Written instruction. Write out the data again in full, exactly as it reads.

Data to use.
■ ■ ■
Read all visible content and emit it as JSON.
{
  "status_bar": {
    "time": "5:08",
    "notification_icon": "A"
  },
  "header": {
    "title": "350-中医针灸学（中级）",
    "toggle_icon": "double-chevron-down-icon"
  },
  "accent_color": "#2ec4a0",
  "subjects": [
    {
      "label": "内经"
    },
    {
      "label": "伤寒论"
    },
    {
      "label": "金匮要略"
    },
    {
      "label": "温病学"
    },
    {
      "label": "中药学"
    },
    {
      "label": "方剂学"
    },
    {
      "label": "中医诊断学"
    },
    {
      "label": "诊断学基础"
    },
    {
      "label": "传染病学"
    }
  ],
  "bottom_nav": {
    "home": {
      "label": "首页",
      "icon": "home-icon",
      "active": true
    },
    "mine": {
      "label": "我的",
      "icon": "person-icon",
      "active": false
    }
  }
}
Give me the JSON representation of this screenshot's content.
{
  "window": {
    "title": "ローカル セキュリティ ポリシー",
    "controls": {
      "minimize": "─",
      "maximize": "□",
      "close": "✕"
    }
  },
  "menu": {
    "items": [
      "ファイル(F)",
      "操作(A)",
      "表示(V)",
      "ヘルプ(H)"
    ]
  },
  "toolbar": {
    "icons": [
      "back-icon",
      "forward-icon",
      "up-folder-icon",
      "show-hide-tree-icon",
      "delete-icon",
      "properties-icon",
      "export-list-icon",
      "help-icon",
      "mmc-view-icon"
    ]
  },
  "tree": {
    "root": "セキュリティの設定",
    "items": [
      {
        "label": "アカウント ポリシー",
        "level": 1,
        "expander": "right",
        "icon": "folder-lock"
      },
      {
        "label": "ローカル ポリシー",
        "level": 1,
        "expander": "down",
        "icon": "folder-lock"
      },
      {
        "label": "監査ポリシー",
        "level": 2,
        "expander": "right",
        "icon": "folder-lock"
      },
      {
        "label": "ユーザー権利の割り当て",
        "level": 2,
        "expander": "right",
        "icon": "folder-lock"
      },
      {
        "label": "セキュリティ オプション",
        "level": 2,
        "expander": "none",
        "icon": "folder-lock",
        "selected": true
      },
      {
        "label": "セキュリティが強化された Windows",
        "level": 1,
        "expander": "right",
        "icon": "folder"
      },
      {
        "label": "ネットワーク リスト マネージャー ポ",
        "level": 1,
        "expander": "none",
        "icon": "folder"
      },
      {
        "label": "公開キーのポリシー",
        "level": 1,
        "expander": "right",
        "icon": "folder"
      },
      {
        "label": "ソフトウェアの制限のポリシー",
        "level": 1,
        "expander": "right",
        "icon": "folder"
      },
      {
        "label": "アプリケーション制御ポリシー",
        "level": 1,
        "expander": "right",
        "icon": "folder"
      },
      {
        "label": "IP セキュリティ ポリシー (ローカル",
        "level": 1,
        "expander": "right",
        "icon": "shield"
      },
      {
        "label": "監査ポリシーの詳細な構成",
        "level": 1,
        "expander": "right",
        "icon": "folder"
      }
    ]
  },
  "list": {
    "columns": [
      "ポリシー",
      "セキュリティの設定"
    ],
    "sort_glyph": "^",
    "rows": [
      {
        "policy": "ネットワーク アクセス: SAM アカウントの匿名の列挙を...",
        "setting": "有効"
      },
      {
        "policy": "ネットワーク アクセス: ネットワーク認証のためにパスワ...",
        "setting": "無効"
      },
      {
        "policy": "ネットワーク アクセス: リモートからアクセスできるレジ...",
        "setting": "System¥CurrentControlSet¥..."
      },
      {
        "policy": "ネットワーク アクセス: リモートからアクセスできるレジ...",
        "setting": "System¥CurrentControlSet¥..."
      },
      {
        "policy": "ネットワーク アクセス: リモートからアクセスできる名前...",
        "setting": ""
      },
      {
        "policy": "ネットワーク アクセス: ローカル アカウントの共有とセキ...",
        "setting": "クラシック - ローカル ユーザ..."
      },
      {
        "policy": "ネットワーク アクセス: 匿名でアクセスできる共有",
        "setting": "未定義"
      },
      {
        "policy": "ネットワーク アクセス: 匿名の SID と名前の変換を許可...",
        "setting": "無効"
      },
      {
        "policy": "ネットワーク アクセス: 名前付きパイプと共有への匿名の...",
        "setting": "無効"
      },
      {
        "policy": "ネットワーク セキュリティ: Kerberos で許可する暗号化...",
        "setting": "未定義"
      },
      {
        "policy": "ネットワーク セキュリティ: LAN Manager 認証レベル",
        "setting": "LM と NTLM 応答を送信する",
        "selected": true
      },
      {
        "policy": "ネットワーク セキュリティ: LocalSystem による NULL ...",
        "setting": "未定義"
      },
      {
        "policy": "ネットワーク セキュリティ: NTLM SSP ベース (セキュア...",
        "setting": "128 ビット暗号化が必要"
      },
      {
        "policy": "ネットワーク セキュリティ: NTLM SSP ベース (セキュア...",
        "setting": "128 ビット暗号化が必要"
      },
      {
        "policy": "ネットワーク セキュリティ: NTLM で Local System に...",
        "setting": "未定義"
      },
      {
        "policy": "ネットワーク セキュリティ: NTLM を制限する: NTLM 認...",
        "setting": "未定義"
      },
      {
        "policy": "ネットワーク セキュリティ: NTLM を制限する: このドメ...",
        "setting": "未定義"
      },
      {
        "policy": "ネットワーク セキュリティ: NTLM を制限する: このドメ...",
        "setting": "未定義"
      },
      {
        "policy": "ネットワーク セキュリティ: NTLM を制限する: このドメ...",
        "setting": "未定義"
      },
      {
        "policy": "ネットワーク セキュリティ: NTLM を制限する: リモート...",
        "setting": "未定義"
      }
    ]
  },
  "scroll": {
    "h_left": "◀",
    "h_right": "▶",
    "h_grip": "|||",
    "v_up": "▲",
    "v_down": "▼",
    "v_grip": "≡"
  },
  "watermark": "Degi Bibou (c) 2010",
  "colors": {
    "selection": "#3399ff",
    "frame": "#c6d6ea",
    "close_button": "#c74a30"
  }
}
■ ■ ■
Task answer.
Read all visible content and emit it as JSON.
{
  "status_bar": {
    "time": "5:08",
    "notification_icon": "A"
  },
  "header": {
    "title": "350-中医针灸学（中级）",
    "toggle_icon": "double-chevron-down-icon"
  },
  "accent_color": "#2ec4a0",
  "subjects": [
    {
      "label": "内经"
    },
    {
      "label": "伤寒论"
    },
    {
      "label": "金匮要略"
    },
    {
      "label": "温病学"
    },
    {
      "label": "中药学"
    },
    {
      "label": "方剂学"
    },
    {
      "label": "中医诊断学"
    },
    {
      "label": "诊断学基础"
    },
    {
      "label": "传染病学"
    }
  ],
  "bottom_nav": {
    "home": {
      "label": "首页",
      "icon": "home-icon",
      "active": true
    },
    "mine": {
      "label": "我的",
      "icon": "person-icon",
      "active": false
    }
  }
}
Give me the JSON representation of this screenshot's content.
{
  "window": {
    "title": "ローカル セキュリティ ポリシー",
    "controls": {
      "minimize": "─",
      "maximize": "□",
      "close": "✕"
    }
  },
  "menu": {
    "items": [
      "ファイル(F)",
      "操作(A)",
      "表示(V)",
      "ヘルプ(H)"
    ]
  },
  "toolbar": {
    "icons": [
      "back-icon",
      "forward-icon",
      "up-folder-icon",
      "show-hide-tree-icon",
      "delete-icon",
      "properties-icon",
      "export-list-icon",
      "help-icon",
      "mmc-view-icon"
    ]
  },
  "tree": {
    "root": "セキュリティの設定",
    "items": [
      {
        "label": "アカウント ポリシー",
        "level": 1,
        "expander": "right",
        "icon": "folder-lock"
      },
      {
        "label": "ローカル ポリシー",
        "level": 1,
        "expander": "down",
        "icon": "folder-lock"
      },
      {
        "label": "監査ポリシー",
        "level": 2,
        "expander": "right",
        "icon": "folder-lock"
      },
      {
        "label": "ユーザー権利の割り当て",
        "level": 2,
        "expander": "right",
        "icon": "folder-lock"
      },
      {
        "label": "セキュリティ オプション",
        "level": 2,
        "expander": "none",
        "icon": "folder-lock",
        "selected": true
      },
      {
        "label": "セキュリティが強化された Windows",
        "level": 1,
        "expander": "right",
        "icon": "folder"
      },
      {
        "label": "ネットワーク リスト マネージャー ポ",
        "level": 1,
        "expander": "none",
        "icon": "folder"
      },
      {
        "label": "公開キーのポリシー",
        "level": 1,
        "expander": "right",
        "icon": "folder"
      },
      {
        "label": "ソフトウェアの制限のポリシー",
        "level": 1,
        "expander": "right",
        "icon": "folder"
      },
      {
        "label": "アプリケーション制御ポリシー",
        "level": 1,
        "expander": "right",
        "icon": "folder"
      },
      {
        "label": "IP セキュリティ ポリシー (ローカル",
        "level": 1,
        "expander": "right",
        "icon": "shield"
      },
      {
        "label": "監査ポリシーの詳細な構成",
        "level": 1,
        "expander": "right",
        "icon": "folder"
      }
    ]
  },
  "list": {
    "columns": [
      "ポリシー",
      "セキュリティの設定"
    ],
    "sort_glyph": "^",
    "rows": [
      {
        "policy": "ネットワーク アクセス: SAM アカウントの匿名の列挙を...",
        "setting": "有効"
      },
      {
        "policy": "ネットワーク アクセス: ネットワーク認証のためにパスワ...",
        "setting": "無効"
      },
      {
        "policy": "ネットワーク アクセス: リモートからアクセスできるレジ...",
        "setting": "System¥CurrentControlSet¥..."
      },
      {
        "policy": "ネットワーク アクセス: リモートからアクセスできるレジ...",
        "setting": "System¥CurrentControlSet¥..."
      },
      {
        "policy": "ネットワーク アクセス: リモートからアクセスできる名前...",
        "setting": ""
      },
      {
        "policy": "ネットワーク アクセス: ローカル アカウントの共有とセキ...",
        "setting": "クラシック - ローカル ユーザ..."
      },
      {
        "policy": "ネットワーク アクセス: 匿名でアクセスできる共有",
        "setting": "未定義"
      },
      {
        "policy": "ネットワーク アクセス: 匿名の SID と名前の変換を許可...",
        "setting": "無効"
      },
      {
        "policy": "ネットワーク アクセス: 名前付きパイプと共有への匿名の...",
        "setting": "無効"
      },
      {
        "policy": "ネットワーク セキュリティ: Kerberos で許可する暗号化...",
        "setting": "未定義"
      },
      {
        "policy": "ネットワーク セキュリティ: LAN Manager 認証レベル",
        "setting": "LM と NTLM 応答を送信する",
        "selected": true
      },
      {
        "policy": "ネットワーク セキュリティ: LocalSystem による NULL ...",
        "setting": "未定義"
      },
      {
        "policy": "ネットワーク セキュリティ: NTLM SSP ベース (セキュア...",
        "setting": "128 ビット暗号化が必要"
      },
      {
        "policy": "ネットワーク セキュリティ: NTLM SSP ベース (セキュア...",
        "setting": "128 ビット暗号化が必要"
      },
      {
        "policy": "ネットワーク セキュリティ: NTLM で Local System に...",
        "setting": "未定義"
      },
      {
        "policy": "ネットワーク セキュリティ: NTLM を制限する: NTLM 認...",
        "setting": "未定義"
      },
      {
        "policy": "ネットワーク セキュリティ: NTLM を制限する: このドメ...",
        "setting": "未定義"
      },
      {
        "policy": "ネットワーク セキュリティ: NTLM を制限する: このドメ...",
        "setting": "未定義"
      },
      {
        "policy": "ネットワーク セキュリティ: NTLM を制限する: このドメ...",
        "setting": "未定義"
      },
      {
        "policy": "ネットワーク セキュリティ: NTLM を制限する: リモート...",
        "setting": "未定義"
      }
    ]
  },
  "scroll": {
    "h_left": "◀",
    "h_right": "▶",
    "h_grip": "|||",
    "v_up": "▲",
    "v_down": "▼",
    "v_grip": "≡"
  },
  "watermark": "Degi Bibou (c) 2010",
  "colors": {
    "selection": "#3399ff",
    "frame": "#c6d6ea",
    "close_button": "#c74a30"
  }
}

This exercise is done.